# INSTRUCTIONS TO FOLLOW
In the entries below, count every line with the word "output". Return only the count.

# TASK MATERIAL
───

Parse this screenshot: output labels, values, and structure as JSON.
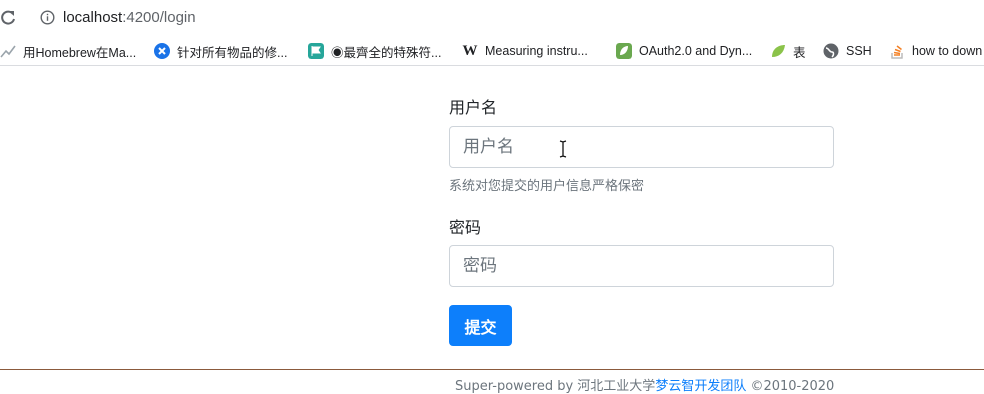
{
  "browser": {
    "url_host": "localhost",
    "url_path": ":4200/login",
    "bookmarks": [
      {
        "label": "用Homebrew在Ma...",
        "icon": "chart-line-icon",
        "color": "#b0bec5"
      },
      {
        "label": "针对所有物品的修...",
        "icon": "close-circle-icon",
        "color": "#1a73e8"
      },
      {
        "label": "◉最齊全的特殊符...",
        "icon": "flag-icon",
        "color": "#26a69a"
      },
      {
        "label": "Measuring instru...",
        "icon": "wikipedia-icon",
        "color": "#202124"
      },
      {
        "label": "OAuth2.0 and Dyn...",
        "icon": "leaf-icon",
        "color": "#6aa84f"
      },
      {
        "label": "表",
        "icon": "leaf-icon",
        "color": "#8bc34a"
      },
      {
        "label": "SSH",
        "icon": "globe-icon",
        "color": "#5f6368"
      },
      {
        "label": "how to down",
        "icon": "stackoverflow-icon",
        "color": "#f48024"
      }
    ]
  },
  "form": {
    "username_label": "用户名",
    "username_placeholder": "用户名",
    "username_help": "系统对您提交的用户信息严格保密",
    "password_label": "密码",
    "password_placeholder": "密码",
    "submit_label": "提交"
  },
  "footer": {
    "prefix": "Super-powered by 河北工业大学",
    "team_link": "梦云智开发团队",
    "suffix": " ©2010-2020"
  },
  "colors": {
    "primary": "#0d7ffb",
    "muted": "#6c757d",
    "border": "#ced4da"
  }
}
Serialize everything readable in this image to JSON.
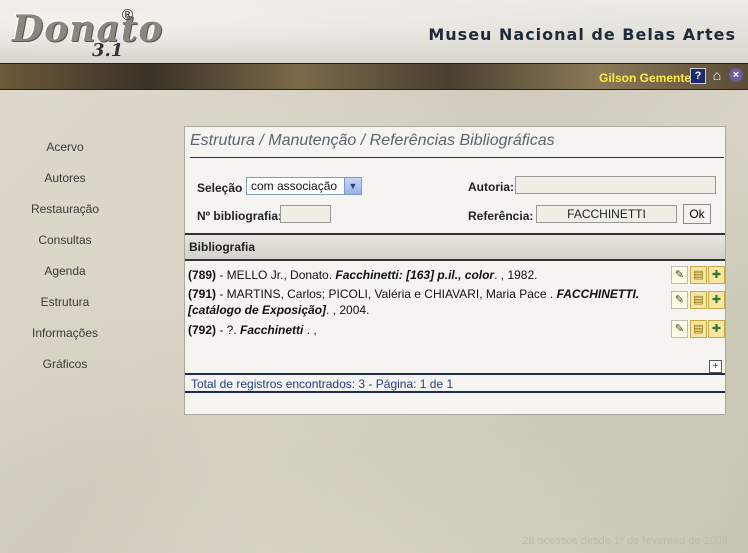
{
  "brand": {
    "logo_text": "Donato",
    "version": "3.1",
    "reg_mark": "®"
  },
  "header": {
    "museum_title": "Museu Nacional de Belas Artes",
    "user_name": "Gilson Gemente"
  },
  "nav": {
    "items": [
      "Acervo",
      "Autores",
      "Restauração",
      "Consultas",
      "Agenda",
      "Estrutura",
      "Informações",
      "Gráficos"
    ]
  },
  "panel": {
    "title": "Estrutura / Manutenção / Referências Bibliográficas",
    "filters": {
      "selecao_label": "Seleção",
      "selecao_value": "com associação",
      "autoria_label": "Autoria:",
      "autoria_value": "",
      "numero_label": "Nº bibliografia:",
      "numero_value": "",
      "referencia_label": "Referência:",
      "referencia_value": "FACCHINETTI",
      "ok_label": "Ok"
    },
    "section_title": "Bibliografia",
    "records": [
      {
        "id": "(789)",
        "pre": " - MELLO Jr., Donato. ",
        "title": "Facchinetti: [163] p.il., color",
        "post": ". , 1982."
      },
      {
        "id": "(791)",
        "pre": " - MARTINS, Carlos; PICOLI, Valéria e CHIAVARI, Maria Pace . ",
        "title": "FACCHINETTI. [catálogo de Exposição]",
        "post": ". , 2004."
      },
      {
        "id": "(792)",
        "pre": " - ?. ",
        "title": "Facchinetti",
        "post": " . ,"
      }
    ],
    "footer": "Total de registros encontrados: 3 - Página: 1 de 1"
  },
  "access_counter": "28 acessos desde 1º de fevereiro de 2008",
  "icons": {
    "help": "help-icon",
    "home": "home-icon",
    "close": "close-icon",
    "edit": "edit-icon",
    "view": "document-icon",
    "associate": "document-add-icon",
    "expand": "plus-icon"
  }
}
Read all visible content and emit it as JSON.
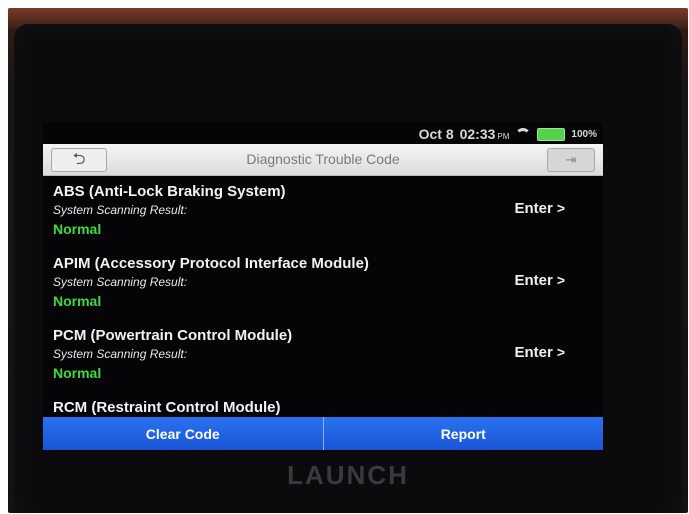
{
  "status_bar": {
    "date": "Oct 8",
    "time": "02:33",
    "ampm": "PM",
    "battery": "100%"
  },
  "header": {
    "title": "Diagnostic Trouble Code",
    "back_icon": "back-arrow-icon",
    "exit_icon": "exit-icon"
  },
  "modules": [
    {
      "name": "ABS (Anti-Lock Braking System)",
      "scan_label": "System Scanning Result:",
      "scan_value": "Normal",
      "enter_label": "Enter"
    },
    {
      "name": "APIM (Accessory Protocol Interface Module)",
      "scan_label": "System Scanning Result:",
      "scan_value": "Normal",
      "enter_label": "Enter"
    },
    {
      "name": "PCM (Powertrain Control Module)",
      "scan_label": "System Scanning Result:",
      "scan_value": "Normal",
      "enter_label": "Enter"
    },
    {
      "name": "RCM (Restraint Control Module)"
    }
  ],
  "footer": {
    "clear_code_label": "Clear Code",
    "report_label": "Report"
  },
  "device": {
    "brand": "LAUNCH"
  },
  "colors": {
    "accent_blue": "#1f63e6",
    "status_green": "#3ddb3d"
  }
}
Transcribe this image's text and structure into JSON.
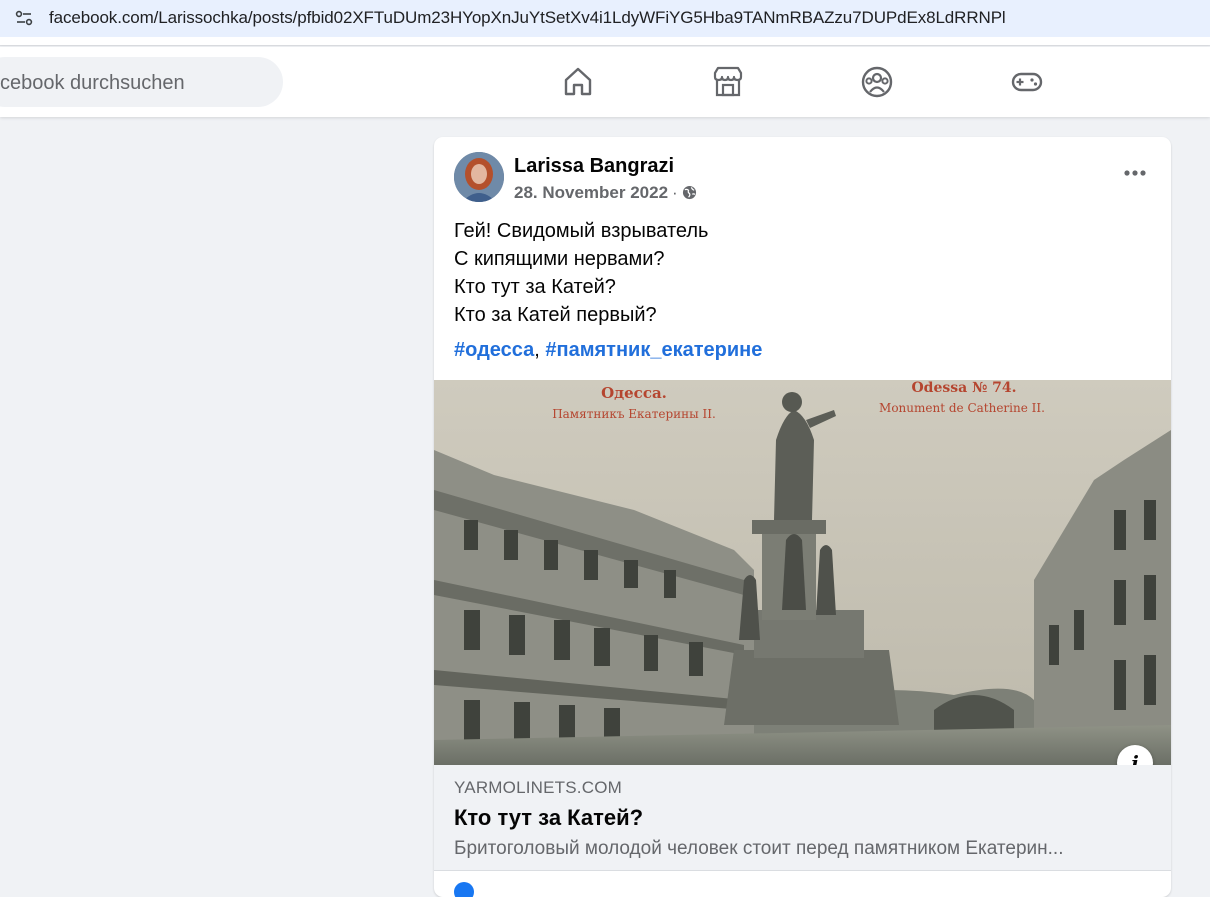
{
  "browser": {
    "url": "facebook.com/Larissochka/posts/pfbid02XFTuDUm23HYopXnJuYtSetXv4i1LdyWFiYG5Hba9TANmRBAZzu7DUPdEx8LdRRNPl"
  },
  "topbar": {
    "search_placeholder": "cebook durchsuchen",
    "nav": [
      "home-icon",
      "marketplace-icon",
      "groups-icon",
      "gaming-icon"
    ]
  },
  "post": {
    "author": "Larissa Bangrazi",
    "date": "28. November 2022",
    "separator": "·",
    "text_lines": [
      "Гей! Свидомый взрыватель",
      "С кипящими нервами?",
      "Кто тут за Катей?",
      "Кто за Катей первый?"
    ],
    "hashtags": [
      "#одесса",
      "#памятник_екатерине"
    ],
    "hashtag_separator": ",",
    "link_preview": {
      "image_caption_left": "Одесса.",
      "image_caption_left_sub": "Памятникъ Екатерины II.",
      "image_caption_right": "Odessa № 74.",
      "image_caption_right_sub": "Monument de Catherine II.",
      "domain": "YARMOLINETS.COM",
      "title": "Кто тут за Катей?",
      "description": "Бритоголовый молодой человек стоит перед памятником Екатерин..."
    }
  },
  "colors": {
    "background": "#f0f2f5",
    "link": "#216fdb",
    "secondary_text": "#65676b",
    "url_bar": "#e8f0fe"
  }
}
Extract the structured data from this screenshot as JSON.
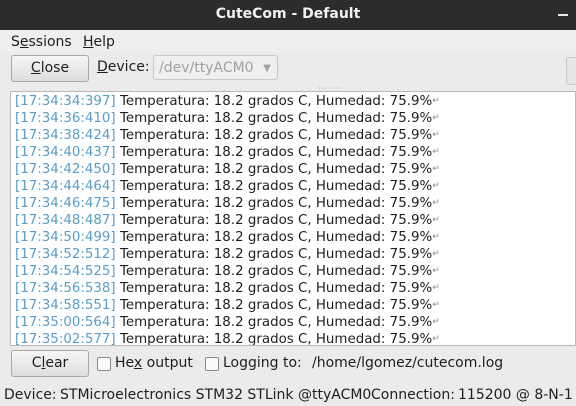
{
  "window": {
    "title": "CuteCom - Default"
  },
  "menu": {
    "sessions": "Sessions",
    "help": "Help"
  },
  "toolbar": {
    "close_label": "Close",
    "device_label": "Device:",
    "device_value": "/dev/ttyACM0"
  },
  "output": {
    "lines": [
      {
        "ts": "[17:34:34:397]",
        "msg": "Temperatura: 18.2 grados C, Humedad: 75.9%"
      },
      {
        "ts": "[17:34:36:410]",
        "msg": "Temperatura: 18.2 grados C, Humedad: 75.9%"
      },
      {
        "ts": "[17:34:38:424]",
        "msg": "Temperatura: 18.2 grados C, Humedad: 75.9%"
      },
      {
        "ts": "[17:34:40:437]",
        "msg": "Temperatura: 18.2 grados C, Humedad: 75.9%"
      },
      {
        "ts": "[17:34:42:450]",
        "msg": "Temperatura: 18.2 grados C, Humedad: 75.9%"
      },
      {
        "ts": "[17:34:44:464]",
        "msg": "Temperatura: 18.2 grados C, Humedad: 75.9%"
      },
      {
        "ts": "[17:34:46:475]",
        "msg": "Temperatura: 18.2 grados C, Humedad: 75.9%"
      },
      {
        "ts": "[17:34:48:487]",
        "msg": "Temperatura: 18.2 grados C, Humedad: 75.9%"
      },
      {
        "ts": "[17:34:50:499]",
        "msg": "Temperatura: 18.2 grados C, Humedad: 75.9%"
      },
      {
        "ts": "[17:34:52:512]",
        "msg": "Temperatura: 18.2 grados C, Humedad: 75.9%"
      },
      {
        "ts": "[17:34:54:525]",
        "msg": "Temperatura: 18.2 grados C, Humedad: 75.9%"
      },
      {
        "ts": "[17:34:56:538]",
        "msg": "Temperatura: 18.2 grados C, Humedad: 75.9%"
      },
      {
        "ts": "[17:34:58:551]",
        "msg": "Temperatura: 18.2 grados C, Humedad: 75.9%"
      },
      {
        "ts": "[17:35:00:564]",
        "msg": "Temperatura: 18.2 grados C, Humedad: 75.9%"
      },
      {
        "ts": "[17:35:02:577]",
        "msg": "Temperatura: 18.2 grados C, Humedad: 75.9%"
      }
    ]
  },
  "bottom": {
    "clear_label": "Clear",
    "hex_label": "Hex output",
    "logging_label": "Logging to:",
    "log_path": "/home/lgomez/cutecom.log"
  },
  "status": {
    "device_label": "Device:",
    "device_value": "STMicroelectronics STM32 STLink @ttyACM0",
    "connection_label": "Connection:",
    "connection_value": "115200 @ 8-N-1"
  },
  "colors": {
    "timestamp": "#5a9ec7",
    "titlebar": "#2c2c2c"
  }
}
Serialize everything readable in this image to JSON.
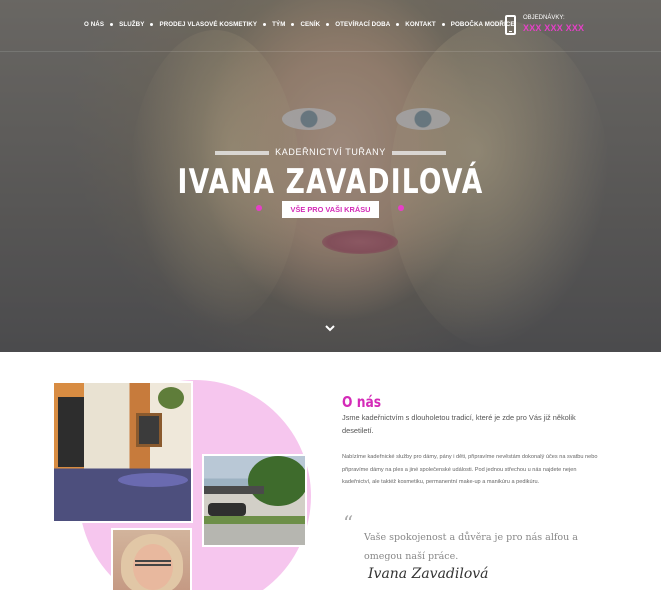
{
  "nav": {
    "items": [
      {
        "label": "O NÁS"
      },
      {
        "label": "SLUŽBY"
      },
      {
        "label": "PRODEJ VLASOVÉ KOSMETIKY"
      },
      {
        "label": "TÝM"
      },
      {
        "label": "CENÍK"
      },
      {
        "label": "OTEVÍRACÍ DOBA"
      },
      {
        "label": "KONTAKT"
      },
      {
        "label": "POBOČKA MODŘICE"
      }
    ],
    "order_label": "OBJEDNÁVKY:",
    "order_phone": "XXX XXX XXX",
    "icon": "phone-icon"
  },
  "hero": {
    "subtitle": "KADEŘNICTVÍ TUŘANY",
    "title": "IVANA ZAVADILOVÁ",
    "button_label": "VŠE PRO VAŠI KRÁSU",
    "scroll_icon": "chevron-down-icon"
  },
  "about": {
    "title": "O nás",
    "intro": "Jsme kadeřnictvím s dlouholetou tradicí, které je zde pro Vás již několik desetiletí.",
    "body": "Nabízíme kadeřnické služby pro dámy, pány i děti, připravíme nevěstám dokonalý účes na svatbu nebo připravíme dámy na ples a jiné společenské události. Pod jednou střechou u nás najdete nejen kadeřnictví, ale taktéž kosmetiku, permanentní make-up a manikúru a pedikúru.",
    "quote": "Vaše spokojenost a důvěra je pro nás alfou a omegou naší práce.",
    "signature": "Ivana Zavadilová"
  },
  "colors": {
    "accent": "#d42bb8",
    "accent_light": "#f6c6ee",
    "phone": "#e63fc8"
  }
}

───

# REPLY TO THE EXERCISE
3